» **WORK TO BE COMPLETED**: Below is a listing; write it out exactly and drop any images from it.

» **SOURCE MATERIAL**:
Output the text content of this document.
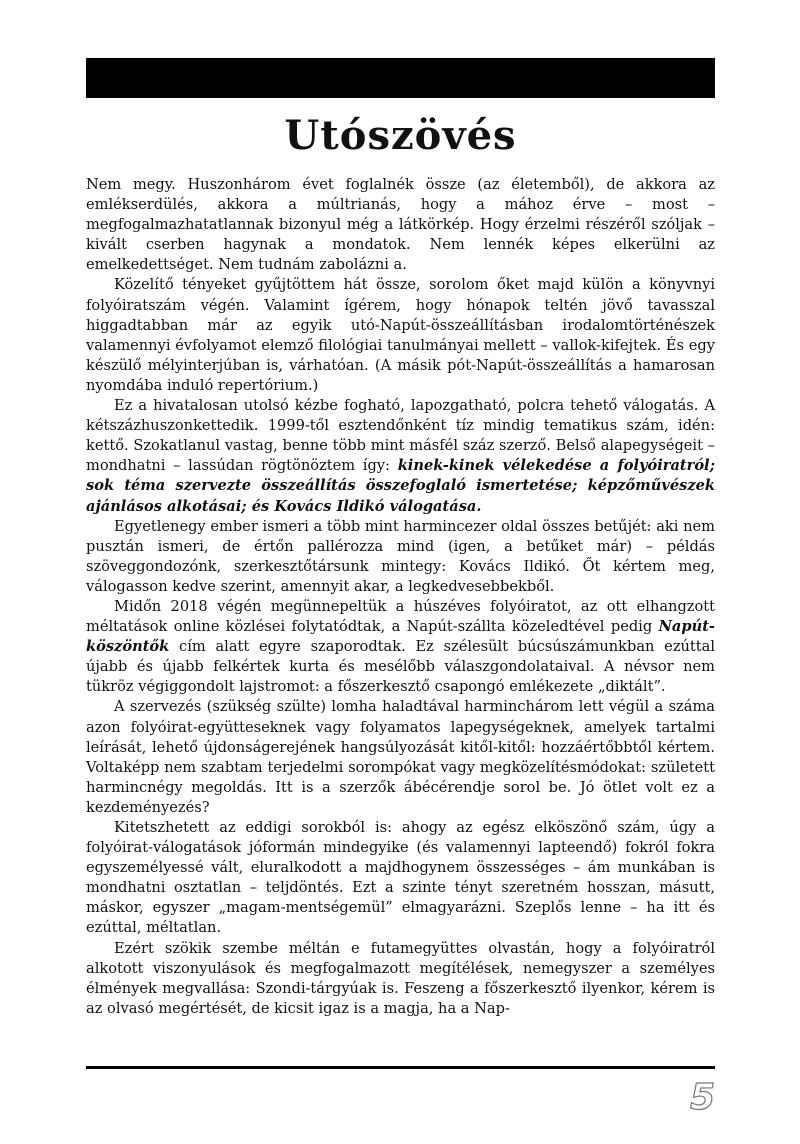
Utószövés

Nem megy. Huszonhárom évet foglalnék össze (az életemből), de akkora az emlékserdülés, akkora a múltrianás, hogy a mához érve – most – megfogalmazhatatlannak bizonyul még a látkörkép. Hogy érzelmi részéről szóljak – kivált cserben hagynak a mondatok. Nem lennék képes elkerülni az emelkedettséget. Nem tudnám zabolázni a.

Közelítő tényeket gyűjtöttem hát össze, sorolom őket majd külön a könyvnyi folyóiratszám végén. Valamint ígérem, hogy hónapok teltén jövő tavasszal higgadtabban már az egyik utó-Napút-összeállításban irodalomtörténészek valamennyi évfolyamot elemző filológiai tanulmányai mellett – vallok-kifejtek. És egy készülő mélyinterjúban is, várhatóan. (A másik pót-Napút-összeállítás a hamarosan nyomdába induló repertórium.)

Ez a hivatalosan utolsó kézbe fogható, lapozgatható, polcra tehető válogatás. A kétszázhuszonkettedik. 1999-től esztendőnként tíz mindig tematikus szám, idén: kettő. Szokatlanul vastag, benne több mint másfél száz szerző. Belső alapegységeit – mondhatni – lassúdan rögtönöztem így: kinek-kinek vélekedése a folyóiratról; sok téma szervezte összeállítás összefoglaló ismertetése; képzőművészek ajánlásos alkotásai; és Kovács Ildikó válogatása.

Egyetlenegy ember ismeri a több mint harmincezer oldal összes betűjét: aki nem pusztán ismeri, de értőn pallérozza mind (igen, a betűket már) – példás szöveggondozónk, szerkesztőtársunk mintegy: Kovács Ildikó. Őt kértem meg, válogasson kedve szerint, amennyit akar, a legkedvesebbekből.

Midőn 2018 végén megünnepeltük a húszéves folyóiratot, az ott elhangzott méltatások online közlései folytatódtak, a Napút-szállta közeledtével pedig Napút-köszöntők cím alatt egyre szaporodtak. Ez szélesült búcsúszámunkban ezúttal újabb és újabb felkértek kurta és mesélőbb válaszgondolataival. A névsor nem tükröz végiggondolt lajstromot: a főszerkesztő csapongó emlékezete „diktált”.

A szervezés (szükség szülte) lomha haladtával harminchárom lett végül a száma azon folyóirat-együtteseknek vagy folyamatos lapegységeknek, amelyek tartalmi leírását, lehető újdonságerejének hangsúlyozását kitől-kitől: hozzáértőbbtől kértem. Voltaképp nem szabtam terjedelmi sorompókat vagy megközelítésmódokat: született harmincnégy megoldás. Itt is a szerzők ábécérendje sorol be. Jó ötlet volt ez a kezdeményezés?

Kitetszhetett az eddigi sorokból is: ahogy az egész elköszönő szám, úgy a folyóirat-válogatások jóformán mindegyike (és valamennyi lapteendő) fokról fokra egyszemélyessé vált, eluralkodott a majdhogynem összességes – ám munkában is mondhatni osztatlan – teljdöntés. Ezt a szinte tényt szeretném hosszan, másutt, máskor, egyszer „magam-mentségemül” elmagyarázni. Szeplős lenne – ha itt és ezúttal, méltatlan.

Ezért szökik szembe méltán e futamegyüttes olvastán, hogy a folyóiratról alkotott viszonyulások és megfogalmazott megítélések, nemegyszer a személyes élmények megvallása: Szondi-tárgyúak is. Feszeng a főszerkesztő ilyenkor, kérem is az olvasó megértését, de kicsit igaz is a magja, ha a Nap-

5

» **RESPONSE FOR THIS EXERCISE**:
Output the text content of this document.
Utószövés

Nem megy. Huszonhárom évet foglalnék össze (az életemből), de akkora az emlékserdülés, akkora a múltrianás, hogy a mához érve – most – megfogalmazhatatlannak bizonyul még a látkörkép. Hogy érzelmi részéről szóljak – kivált cserben hagynak a mondatok. Nem lennék képes elkerülni az emelkedettséget. Nem tudnám zabolázni a.

Közelítő tényeket gyűjtöttem hát össze, sorolom őket majd külön a könyvnyi folyóiratszám végén. Valamint ígérem, hogy hónapok teltén jövő tavasszal higgadtabban már az egyik utó-Napút-összeállításban irodalomtörténészek valamennyi évfolyamot elemző filológiai tanulmányai mellett – vallok-kifejtek. És egy készülő mélyinterjúban is, várhatóan. (A másik pót-Napút-összeállítás a hamarosan nyomdába induló repertórium.)

Ez a hivatalosan utolsó kézbe fogható, lapozgatható, polcra tehető válogatás. A kétszázhuszonkettedik. 1999-től esztendőnként tíz mindig tematikus szám, idén: kettő. Szokatlanul vastag, benne több mint másfél száz szerző. Belső alapegységeit – mondhatni – lassúdan rögtönöztem így: kinek-kinek vélekedése a folyóiratról; sok téma szervezte összeállítás összefoglaló ismertetése; képzőművészek ajánlásos alkotásai; és Kovács Ildikó válogatása.

Egyetlenegy ember ismeri a több mint harmincezer oldal összes betűjét: aki nem pusztán ismeri, de értőn pallérozza mind (igen, a betűket már) – példás szöveggondozónk, szerkesztőtársunk mintegy: Kovács Ildikó. Őt kértem meg, válogasson kedve szerint, amennyit akar, a legkedvesebbekből.

Midőn 2018 végén megünnepeltük a húszéves folyóiratot, az ott elhangzott méltatások online közlései folytatódtak, a Napút-szállta közeledtével pedig Napút-köszöntők cím alatt egyre szaporodtak. Ez szélesült búcsúszámunkban ezúttal újabb és újabb felkértek kurta és mesélőbb válaszgondolataival. A névsor nem tükröz végiggondolt lajstromot: a főszerkesztő csapongó emlékezete „diktált”.

A szervezés (szükség szülte) lomha haladtával harminchárom lett végül a száma azon folyóirat-együtteseknek vagy folyamatos lapegységeknek, amelyek tartalmi leírását, lehető újdonságerejének hangsúlyozását kitől-kitől: hozzáértőbbtől kértem. Voltaképp nem szabtam terjedelmi sorompókat vagy megközelítésmódokat: született harmincnégy megoldás. Itt is a szerzők ábécérendje sorol be. Jó ötlet volt ez a kezdeményezés?

Kitetszhetett az eddigi sorokból is: ahogy az egész elköszönő szám, úgy a folyóirat-válogatások jóformán mindegyike (és valamennyi lapteendő) fokról fokra egyszemélyessé vált, eluralkodott a majdhogynem összességes – ám munkában is mondhatni osztatlan – teljdöntés. Ezt a szinte tényt szeretném hosszan, másutt, máskor, egyszer „magam-mentségemül” elmagyarázni. Szeplős lenne – ha itt és ezúttal, méltatlan.

Ezért szökik szembe méltán e futamegyüttes olvastán, hogy a folyóiratról alkotott viszonyulások és megfogalmazott megítélések, nemegyszer a személyes élmények megvallása: Szondi-tárgyúak is. Feszeng a főszerkesztő ilyenkor, kérem is az olvasó megértését, de kicsit igaz is a magja, ha a Nap-

5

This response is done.